Saved data entries
---------------

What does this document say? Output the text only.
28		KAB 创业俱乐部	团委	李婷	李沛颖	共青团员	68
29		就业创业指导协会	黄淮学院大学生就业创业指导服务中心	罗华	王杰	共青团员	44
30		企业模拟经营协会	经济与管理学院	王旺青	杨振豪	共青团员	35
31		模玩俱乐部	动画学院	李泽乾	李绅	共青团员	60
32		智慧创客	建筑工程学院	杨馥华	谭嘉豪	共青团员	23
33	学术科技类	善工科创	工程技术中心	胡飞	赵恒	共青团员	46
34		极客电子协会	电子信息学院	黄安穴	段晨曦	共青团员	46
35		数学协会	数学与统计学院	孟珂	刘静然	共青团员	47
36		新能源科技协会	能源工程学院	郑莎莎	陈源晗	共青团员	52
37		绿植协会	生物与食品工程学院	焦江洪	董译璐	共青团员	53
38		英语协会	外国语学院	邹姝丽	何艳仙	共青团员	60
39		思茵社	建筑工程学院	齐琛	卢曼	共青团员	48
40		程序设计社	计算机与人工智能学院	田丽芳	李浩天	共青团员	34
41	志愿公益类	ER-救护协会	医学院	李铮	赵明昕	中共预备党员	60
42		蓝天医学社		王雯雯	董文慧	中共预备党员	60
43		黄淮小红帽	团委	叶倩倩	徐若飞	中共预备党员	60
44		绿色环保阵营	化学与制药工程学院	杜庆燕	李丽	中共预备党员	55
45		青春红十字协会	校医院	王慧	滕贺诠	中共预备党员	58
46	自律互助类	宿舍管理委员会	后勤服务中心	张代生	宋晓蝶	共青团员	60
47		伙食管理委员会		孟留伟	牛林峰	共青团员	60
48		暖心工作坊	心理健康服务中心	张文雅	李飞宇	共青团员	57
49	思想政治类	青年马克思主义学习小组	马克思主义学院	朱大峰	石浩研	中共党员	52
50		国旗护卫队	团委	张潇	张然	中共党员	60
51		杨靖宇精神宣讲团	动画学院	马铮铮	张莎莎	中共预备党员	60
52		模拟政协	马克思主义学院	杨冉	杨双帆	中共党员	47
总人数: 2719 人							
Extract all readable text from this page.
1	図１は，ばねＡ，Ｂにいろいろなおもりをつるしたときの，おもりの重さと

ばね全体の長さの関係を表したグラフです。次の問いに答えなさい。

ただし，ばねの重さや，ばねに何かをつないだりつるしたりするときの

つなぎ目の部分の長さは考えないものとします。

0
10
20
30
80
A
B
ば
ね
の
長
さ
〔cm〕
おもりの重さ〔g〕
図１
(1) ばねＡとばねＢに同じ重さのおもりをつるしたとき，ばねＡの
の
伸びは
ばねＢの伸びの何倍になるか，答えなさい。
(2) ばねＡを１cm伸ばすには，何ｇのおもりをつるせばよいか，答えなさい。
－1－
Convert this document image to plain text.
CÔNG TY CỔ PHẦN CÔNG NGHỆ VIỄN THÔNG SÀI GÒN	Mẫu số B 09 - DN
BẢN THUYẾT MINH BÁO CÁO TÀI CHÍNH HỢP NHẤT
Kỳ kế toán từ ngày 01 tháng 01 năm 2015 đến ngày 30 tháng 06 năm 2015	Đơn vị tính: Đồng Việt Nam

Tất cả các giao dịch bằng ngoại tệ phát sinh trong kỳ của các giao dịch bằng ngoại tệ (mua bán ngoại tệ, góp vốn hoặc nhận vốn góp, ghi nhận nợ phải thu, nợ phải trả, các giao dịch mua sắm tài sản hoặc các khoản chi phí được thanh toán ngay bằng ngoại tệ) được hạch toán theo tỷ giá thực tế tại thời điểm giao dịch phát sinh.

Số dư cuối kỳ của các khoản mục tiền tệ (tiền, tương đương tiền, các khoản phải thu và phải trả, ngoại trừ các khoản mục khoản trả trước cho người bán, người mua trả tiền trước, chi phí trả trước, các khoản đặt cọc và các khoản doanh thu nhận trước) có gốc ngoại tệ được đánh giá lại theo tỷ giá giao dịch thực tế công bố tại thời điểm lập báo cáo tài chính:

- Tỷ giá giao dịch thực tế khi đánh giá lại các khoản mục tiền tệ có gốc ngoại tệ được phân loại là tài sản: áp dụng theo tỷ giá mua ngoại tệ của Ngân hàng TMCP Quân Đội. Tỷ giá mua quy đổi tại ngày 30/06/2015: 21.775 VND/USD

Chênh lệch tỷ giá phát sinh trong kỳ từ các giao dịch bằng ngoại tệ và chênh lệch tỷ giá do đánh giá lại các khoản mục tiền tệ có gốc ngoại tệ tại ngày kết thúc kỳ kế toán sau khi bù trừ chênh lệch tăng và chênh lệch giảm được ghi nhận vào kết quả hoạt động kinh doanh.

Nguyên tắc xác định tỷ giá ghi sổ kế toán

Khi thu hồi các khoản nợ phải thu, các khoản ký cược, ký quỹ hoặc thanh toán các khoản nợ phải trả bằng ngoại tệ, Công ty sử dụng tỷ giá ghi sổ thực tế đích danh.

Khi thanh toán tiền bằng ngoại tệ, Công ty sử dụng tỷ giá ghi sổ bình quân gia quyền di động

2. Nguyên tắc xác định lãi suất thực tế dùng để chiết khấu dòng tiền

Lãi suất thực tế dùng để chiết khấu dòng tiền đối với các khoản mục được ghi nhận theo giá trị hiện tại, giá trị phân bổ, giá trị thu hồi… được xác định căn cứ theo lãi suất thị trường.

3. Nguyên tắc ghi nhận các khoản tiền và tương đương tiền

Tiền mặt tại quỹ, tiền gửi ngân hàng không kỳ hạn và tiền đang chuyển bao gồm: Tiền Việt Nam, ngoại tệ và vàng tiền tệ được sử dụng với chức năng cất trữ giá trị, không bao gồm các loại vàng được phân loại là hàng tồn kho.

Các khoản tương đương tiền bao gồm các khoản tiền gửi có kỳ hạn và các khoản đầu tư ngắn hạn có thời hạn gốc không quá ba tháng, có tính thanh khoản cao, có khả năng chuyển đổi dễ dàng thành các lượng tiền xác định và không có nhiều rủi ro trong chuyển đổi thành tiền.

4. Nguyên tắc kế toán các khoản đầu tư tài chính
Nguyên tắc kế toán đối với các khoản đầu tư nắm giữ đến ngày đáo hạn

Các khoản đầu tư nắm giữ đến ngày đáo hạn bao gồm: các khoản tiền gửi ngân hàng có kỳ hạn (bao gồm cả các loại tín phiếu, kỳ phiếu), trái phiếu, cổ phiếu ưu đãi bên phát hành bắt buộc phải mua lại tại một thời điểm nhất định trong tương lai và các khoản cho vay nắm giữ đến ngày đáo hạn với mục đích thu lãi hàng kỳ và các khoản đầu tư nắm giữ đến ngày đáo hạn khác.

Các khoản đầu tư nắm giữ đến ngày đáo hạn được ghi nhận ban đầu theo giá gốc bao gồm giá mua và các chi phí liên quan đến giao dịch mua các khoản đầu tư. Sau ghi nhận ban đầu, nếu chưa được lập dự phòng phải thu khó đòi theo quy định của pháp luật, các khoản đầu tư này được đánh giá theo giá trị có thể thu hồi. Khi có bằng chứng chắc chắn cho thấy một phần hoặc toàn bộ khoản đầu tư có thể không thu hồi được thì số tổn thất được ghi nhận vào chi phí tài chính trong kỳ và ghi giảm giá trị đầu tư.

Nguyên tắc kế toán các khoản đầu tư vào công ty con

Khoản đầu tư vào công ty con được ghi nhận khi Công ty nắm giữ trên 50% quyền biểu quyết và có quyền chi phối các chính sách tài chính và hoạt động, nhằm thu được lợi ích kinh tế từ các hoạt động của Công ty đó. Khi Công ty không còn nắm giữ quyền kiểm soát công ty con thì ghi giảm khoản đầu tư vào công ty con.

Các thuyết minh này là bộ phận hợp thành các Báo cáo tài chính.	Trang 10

---------------

_Exercise_
Quote all of the entries exactly as they appear.

_Output for this exercise_
What does this document say? Output the text only.
28		KAB 创业俱乐部	团委	李婷	李沛颖	共青团员	68
29		就业创业指导协会	黄淮学院大学生就业创业指导服务中心	罗华	王杰	共青团员	44
30		企业模拟经营协会	经济与管理学院	王旺青	杨振豪	共青团员	35
31		模玩俱乐部	动画学院	李泽乾	李绅	共青团员	60
32		智慧创客	建筑工程学院	杨馥华	谭嘉豪	共青团员	23
33	学术科技类	善工科创	工程技术中心	胡飞	赵恒	共青团员	46
34		极客电子协会	电子信息学院	黄安穴	段晨曦	共青团员	46
35		数学协会	数学与统计学院	孟珂	刘静然	共青团员	47
36		新能源科技协会	能源工程学院	郑莎莎	陈源晗	共青团员	52
37		绿植协会	生物与食品工程学院	焦江洪	董译璐	共青团员	53
38		英语协会	外国语学院	邹姝丽	何艳仙	共青团员	60
39		思茵社	建筑工程学院	齐琛	卢曼	共青团员	48
40		程序设计社	计算机与人工智能学院	田丽芳	李浩天	共青团员	34
41	志愿公益类	ER-救护协会	医学院	李铮	赵明昕	中共预备党员	60
42		蓝天医学社		王雯雯	董文慧	中共预备党员	60
43		黄淮小红帽	团委	叶倩倩	徐若飞	中共预备党员	60
44		绿色环保阵营	化学与制药工程学院	杜庆燕	李丽	中共预备党员	55
45		青春红十字协会	校医院	王慧	滕贺诠	中共预备党员	58
46	自律互助类	宿舍管理委员会	后勤服务中心	张代生	宋晓蝶	共青团员	60
47		伙食管理委员会		孟留伟	牛林峰	共青团员	60
48		暖心工作坊	心理健康服务中心	张文雅	李飞宇	共青团员	57
49	思想政治类	青年马克思主义学习小组	马克思主义学院	朱大峰	石浩研	中共党员	52
50		国旗护卫队	团委	张潇	张然	中共党员	60
51		杨靖宇精神宣讲团	动画学院	马铮铮	张莎莎	中共预备党员	60
52		模拟政协	马克思主义学院	杨冉	杨双帆	中共党员	47
总人数: 2719 人							
Extract all readable text from this page.
1	図１は，ばねＡ，Ｂにいろいろなおもりをつるしたときの，おもりの重さと

ばね全体の長さの関係を表したグラフです。次の問いに答えなさい。

ただし，ばねの重さや，ばねに何かをつないだりつるしたりするときの

つなぎ目の部分の長さは考えないものとします。

0
10
20
30
80
A
B
ば
ね
の
長
さ
〔cm〕
おもりの重さ〔g〕
図１
(1) ばねＡとばねＢに同じ重さのおもりをつるしたとき，ばねＡの
の
伸びは
ばねＢの伸びの何倍になるか，答えなさい。
(2) ばねＡを１cm伸ばすには，何ｇのおもりをつるせばよいか，答えなさい。
－1－
Convert this document image to plain text.
CÔNG TY CỔ PHẦN CÔNG NGHỆ VIỄN THÔNG SÀI GÒN	Mẫu số B 09 - DN
BẢN THUYẾT MINH BÁO CÁO TÀI CHÍNH HỢP NHẤT
Kỳ kế toán từ ngày 01 tháng 01 năm 2015 đến ngày 30 tháng 06 năm 2015	Đơn vị tính: Đồng Việt Nam

Tất cả các giao dịch bằng ngoại tệ phát sinh trong kỳ của các giao dịch bằng ngoại tệ (mua bán ngoại tệ, góp vốn hoặc nhận vốn góp, ghi nhận nợ phải thu, nợ phải trả, các giao dịch mua sắm tài sản hoặc các khoản chi phí được thanh toán ngay bằng ngoại tệ) được hạch toán theo tỷ giá thực tế tại thời điểm giao dịch phát sinh.

Số dư cuối kỳ của các khoản mục tiền tệ (tiền, tương đương tiền, các khoản phải thu và phải trả, ngoại trừ các khoản mục khoản trả trước cho người bán, người mua trả tiền trước, chi phí trả trước, các khoản đặt cọc và các khoản doanh thu nhận trước) có gốc ngoại tệ được đánh giá lại theo tỷ giá giao dịch thực tế công bố tại thời điểm lập báo cáo tài chính:

- Tỷ giá giao dịch thực tế khi đánh giá lại các khoản mục tiền tệ có gốc ngoại tệ được phân loại là tài sản: áp dụng theo tỷ giá mua ngoại tệ của Ngân hàng TMCP Quân Đội. Tỷ giá mua quy đổi tại ngày 30/06/2015: 21.775 VND/USD

Chênh lệch tỷ giá phát sinh trong kỳ từ các giao dịch bằng ngoại tệ và chênh lệch tỷ giá do đánh giá lại các khoản mục tiền tệ có gốc ngoại tệ tại ngày kết thúc kỳ kế toán sau khi bù trừ chênh lệch tăng và chênh lệch giảm được ghi nhận vào kết quả hoạt động kinh doanh.

Nguyên tắc xác định tỷ giá ghi sổ kế toán

Khi thu hồi các khoản nợ phải thu, các khoản ký cược, ký quỹ hoặc thanh toán các khoản nợ phải trả bằng ngoại tệ, Công ty sử dụng tỷ giá ghi sổ thực tế đích danh.

Khi thanh toán tiền bằng ngoại tệ, Công ty sử dụng tỷ giá ghi sổ bình quân gia quyền di động

2. Nguyên tắc xác định lãi suất thực tế dùng để chiết khấu dòng tiền

Lãi suất thực tế dùng để chiết khấu dòng tiền đối với các khoản mục được ghi nhận theo giá trị hiện tại, giá trị phân bổ, giá trị thu hồi… được xác định căn cứ theo lãi suất thị trường.

3. Nguyên tắc ghi nhận các khoản tiền và tương đương tiền

Tiền mặt tại quỹ, tiền gửi ngân hàng không kỳ hạn và tiền đang chuyển bao gồm: Tiền Việt Nam, ngoại tệ và vàng tiền tệ được sử dụng với chức năng cất trữ giá trị, không bao gồm các loại vàng được phân loại là hàng tồn kho.

Các khoản tương đương tiền bao gồm các khoản tiền gửi có kỳ hạn và các khoản đầu tư ngắn hạn có thời hạn gốc không quá ba tháng, có tính thanh khoản cao, có khả năng chuyển đổi dễ dàng thành các lượng tiền xác định và không có nhiều rủi ro trong chuyển đổi thành tiền.

4. Nguyên tắc kế toán các khoản đầu tư tài chính
Nguyên tắc kế toán đối với các khoản đầu tư nắm giữ đến ngày đáo hạn

Các khoản đầu tư nắm giữ đến ngày đáo hạn bao gồm: các khoản tiền gửi ngân hàng có kỳ hạn (bao gồm cả các loại tín phiếu, kỳ phiếu), trái phiếu, cổ phiếu ưu đãi bên phát hành bắt buộc phải mua lại tại một thời điểm nhất định trong tương lai và các khoản cho vay nắm giữ đến ngày đáo hạn với mục đích thu lãi hàng kỳ và các khoản đầu tư nắm giữ đến ngày đáo hạn khác.

Các khoản đầu tư nắm giữ đến ngày đáo hạn được ghi nhận ban đầu theo giá gốc bao gồm giá mua và các chi phí liên quan đến giao dịch mua các khoản đầu tư. Sau ghi nhận ban đầu, nếu chưa được lập dự phòng phải thu khó đòi theo quy định của pháp luật, các khoản đầu tư này được đánh giá theo giá trị có thể thu hồi. Khi có bằng chứng chắc chắn cho thấy một phần hoặc toàn bộ khoản đầu tư có thể không thu hồi được thì số tổn thất được ghi nhận vào chi phí tài chính trong kỳ và ghi giảm giá trị đầu tư.

Nguyên tắc kế toán các khoản đầu tư vào công ty con

Khoản đầu tư vào công ty con được ghi nhận khi Công ty nắm giữ trên 50% quyền biểu quyết và có quyền chi phối các chính sách tài chính và hoạt động, nhằm thu được lợi ích kinh tế từ các hoạt động của Công ty đó. Khi Công ty không còn nắm giữ quyền kiểm soát công ty con thì ghi giảm khoản đầu tư vào công ty con.

Các thuyết minh này là bộ phận hợp thành các Báo cáo tài chính.	Trang 10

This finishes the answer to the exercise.